WHAT TO PRODUCE: Lines containing the word "annotation" are to be located and copied.

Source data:
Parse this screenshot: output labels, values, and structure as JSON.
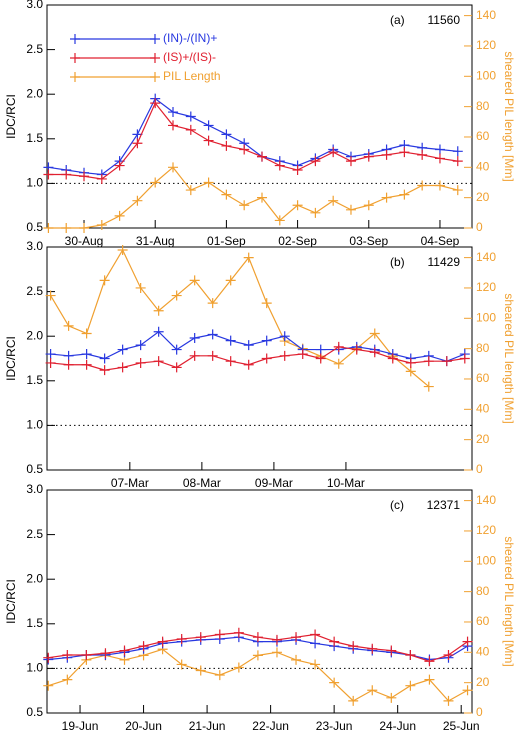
{
  "chart_data": [
    {
      "type": "line",
      "annotation": "(a)",
      "title": "11560",
      "legend": "upper left",
      "hline": 1,
      "ylabel": "IDC/RCI",
      "y2label": "sheared PIL length [Mm]",
      "xlim": [
        -0.52,
        5.45
      ],
      "xticks": [
        {
          "value": 0,
          "label": "30-Aug"
        },
        {
          "value": 1,
          "label": "31-Aug"
        },
        {
          "value": 2,
          "label": "01-Sep"
        },
        {
          "value": 3,
          "label": "02-Sep"
        },
        {
          "value": 4,
          "label": "03-Sep"
        },
        {
          "value": 5,
          "label": "04-Sep"
        }
      ],
      "ylim": [
        0.5,
        3.0
      ],
      "yticks": [
        {
          "value": 0.5,
          "label": "0.5"
        },
        {
          "value": 1.0,
          "label": "1.0"
        },
        {
          "value": 1.5,
          "label": "1.5"
        },
        {
          "value": 2.0,
          "label": "2.0"
        },
        {
          "value": 2.5,
          "label": "2.5"
        },
        {
          "value": 3.0,
          "label": "3.0"
        }
      ],
      "y2lim": [
        0,
        147
      ],
      "y2ticks": [
        0,
        20,
        40,
        60,
        80,
        100,
        120,
        140
      ],
      "x": [
        -0.5,
        -0.25,
        0,
        0.25,
        0.5,
        0.75,
        1,
        1.25,
        1.5,
        1.75,
        2,
        2.25,
        2.5,
        2.75,
        3,
        3.25,
        3.5,
        3.75,
        4,
        4.25,
        4.5,
        4.75,
        5,
        5.25
      ],
      "series": [
        {
          "name": "(IN)-/(IN)+",
          "color": "#2838e0",
          "values": [
            1.18,
            1.15,
            1.12,
            1.1,
            1.25,
            1.55,
            1.95,
            1.8,
            1.75,
            1.65,
            1.55,
            1.45,
            1.3,
            1.25,
            1.2,
            1.28,
            1.38,
            1.3,
            1.33,
            1.38,
            1.43,
            1.4,
            1.38,
            1.36
          ]
        },
        {
          "name": "(IS)+/(IS)-",
          "color": "#e02030",
          "values": [
            1.1,
            1.1,
            1.08,
            1.05,
            1.2,
            1.45,
            1.9,
            1.65,
            1.6,
            1.48,
            1.42,
            1.38,
            1.3,
            1.2,
            1.15,
            1.25,
            1.35,
            1.25,
            1.3,
            1.32,
            1.35,
            1.32,
            1.28,
            1.25
          ]
        },
        {
          "name": "PIL Length",
          "color": "#f0a030",
          "axis": "y2",
          "values": [
            0,
            0,
            0,
            2,
            8,
            18,
            30,
            40,
            25,
            30,
            22,
            15,
            20,
            5,
            15,
            10,
            18,
            12,
            15,
            20,
            22,
            28,
            28,
            25
          ]
        }
      ]
    },
    {
      "type": "line",
      "annotation": "(b)",
      "title": "11429",
      "hline": 1,
      "ylabel": "IDC/RCI",
      "y2label": "sheared PIL length [Mm]",
      "xlim": [
        -1.15,
        4.75
      ],
      "xticks": [
        {
          "value": 0,
          "label": "07-Mar"
        },
        {
          "value": 1,
          "label": "08-Mar"
        },
        {
          "value": 2,
          "label": "09-Mar"
        },
        {
          "value": 3,
          "label": "10-Mar"
        }
      ],
      "ylim": [
        0.5,
        3.0
      ],
      "yticks": [
        {
          "value": 0.5,
          "label": "0.5"
        },
        {
          "value": 1.0,
          "label": "1.0"
        },
        {
          "value": 1.5,
          "label": "1.5"
        },
        {
          "value": 2.0,
          "label": "2.0"
        },
        {
          "value": 2.5,
          "label": "2.5"
        },
        {
          "value": 3.0,
          "label": "3.0"
        }
      ],
      "y2lim": [
        0,
        147
      ],
      "y2ticks": [
        0,
        20,
        40,
        60,
        80,
        100,
        120,
        140
      ],
      "x": [
        -1.1,
        -0.85,
        -0.6,
        -0.35,
        -0.1,
        0.15,
        0.4,
        0.65,
        0.9,
        1.15,
        1.4,
        1.65,
        1.9,
        2.15,
        2.4,
        2.65,
        2.9,
        3.15,
        3.4,
        3.65,
        3.9,
        4.15,
        4.4,
        4.65
      ],
      "series": [
        {
          "color": "#2838e0",
          "values": [
            1.8,
            1.78,
            1.8,
            1.75,
            1.85,
            1.9,
            2.05,
            1.85,
            1.98,
            2.02,
            1.95,
            1.9,
            1.95,
            2.0,
            1.85,
            1.85,
            1.85,
            1.88,
            1.85,
            1.8,
            1.75,
            1.78,
            1.72,
            1.8
          ]
        },
        {
          "color": "#e02030",
          "values": [
            1.7,
            1.68,
            1.68,
            1.62,
            1.65,
            1.7,
            1.72,
            1.65,
            1.78,
            1.78,
            1.72,
            1.68,
            1.75,
            1.78,
            1.8,
            1.75,
            1.88,
            1.85,
            1.82,
            1.75,
            1.7,
            1.72,
            1.72,
            1.75
          ]
        },
        {
          "color": "#f0a030",
          "axis": "y2",
          "values": [
            115,
            95,
            90,
            125,
            145,
            120,
            105,
            115,
            125,
            110,
            125,
            140,
            110,
            85,
            80,
            75,
            70,
            80,
            90,
            75,
            65,
            55,
            null,
            null
          ]
        }
      ]
    },
    {
      "type": "line",
      "annotation": "(c)",
      "title": "12371",
      "hline": 1,
      "ylabel": "IDC/RCI",
      "y2label": "sheared PIL length [Mm]",
      "xlim": [
        -0.52,
        6.17
      ],
      "xticks": [
        {
          "value": 0,
          "label": "19-Jun"
        },
        {
          "value": 1,
          "label": "20-Jun"
        },
        {
          "value": 2,
          "label": "21-Jun"
        },
        {
          "value": 3,
          "label": "22-Jun"
        },
        {
          "value": 4,
          "label": "23-Jun"
        },
        {
          "value": 5,
          "label": "24-Jun"
        },
        {
          "value": 6,
          "label": "25-Jun"
        }
      ],
      "ylim": [
        0.5,
        3.0
      ],
      "yticks": [
        {
          "value": 0.5,
          "label": "0.5"
        },
        {
          "value": 1.0,
          "label": "1.0"
        },
        {
          "value": 1.5,
          "label": "1.5"
        },
        {
          "value": 2.0,
          "label": "2.0"
        },
        {
          "value": 2.5,
          "label": "2.5"
        },
        {
          "value": 3.0,
          "label": "3.0"
        }
      ],
      "y2lim": [
        0,
        147
      ],
      "y2ticks": [
        0,
        20,
        40,
        60,
        80,
        100,
        120,
        140
      ],
      "x": [
        -0.5,
        -0.2,
        0.1,
        0.4,
        0.7,
        1.0,
        1.3,
        1.6,
        1.9,
        2.2,
        2.5,
        2.8,
        3.1,
        3.4,
        3.7,
        4.0,
        4.3,
        4.6,
        4.9,
        5.2,
        5.5,
        5.8,
        6.1
      ],
      "series": [
        {
          "color": "#2838e0",
          "values": [
            1.1,
            1.12,
            1.15,
            1.15,
            1.18,
            1.22,
            1.28,
            1.3,
            1.32,
            1.33,
            1.35,
            1.3,
            1.3,
            1.32,
            1.28,
            1.25,
            1.22,
            1.2,
            1.18,
            1.15,
            1.1,
            1.12,
            1.25
          ]
        },
        {
          "color": "#e02030",
          "values": [
            1.12,
            1.15,
            1.15,
            1.17,
            1.2,
            1.25,
            1.3,
            1.33,
            1.35,
            1.38,
            1.4,
            1.35,
            1.32,
            1.35,
            1.38,
            1.3,
            1.25,
            1.22,
            1.2,
            1.15,
            1.08,
            1.15,
            1.3
          ]
        },
        {
          "color": "#f0a030",
          "axis": "y2",
          "values": [
            18,
            22,
            35,
            38,
            35,
            38,
            42,
            32,
            28,
            25,
            30,
            38,
            40,
            35,
            32,
            20,
            8,
            15,
            10,
            18,
            22,
            8,
            15
          ]
        }
      ]
    }
  ]
}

ANSWER BELOW:
      "annotation": "(a)",
      "annotation": "(b)",
      "annotation": "(c)",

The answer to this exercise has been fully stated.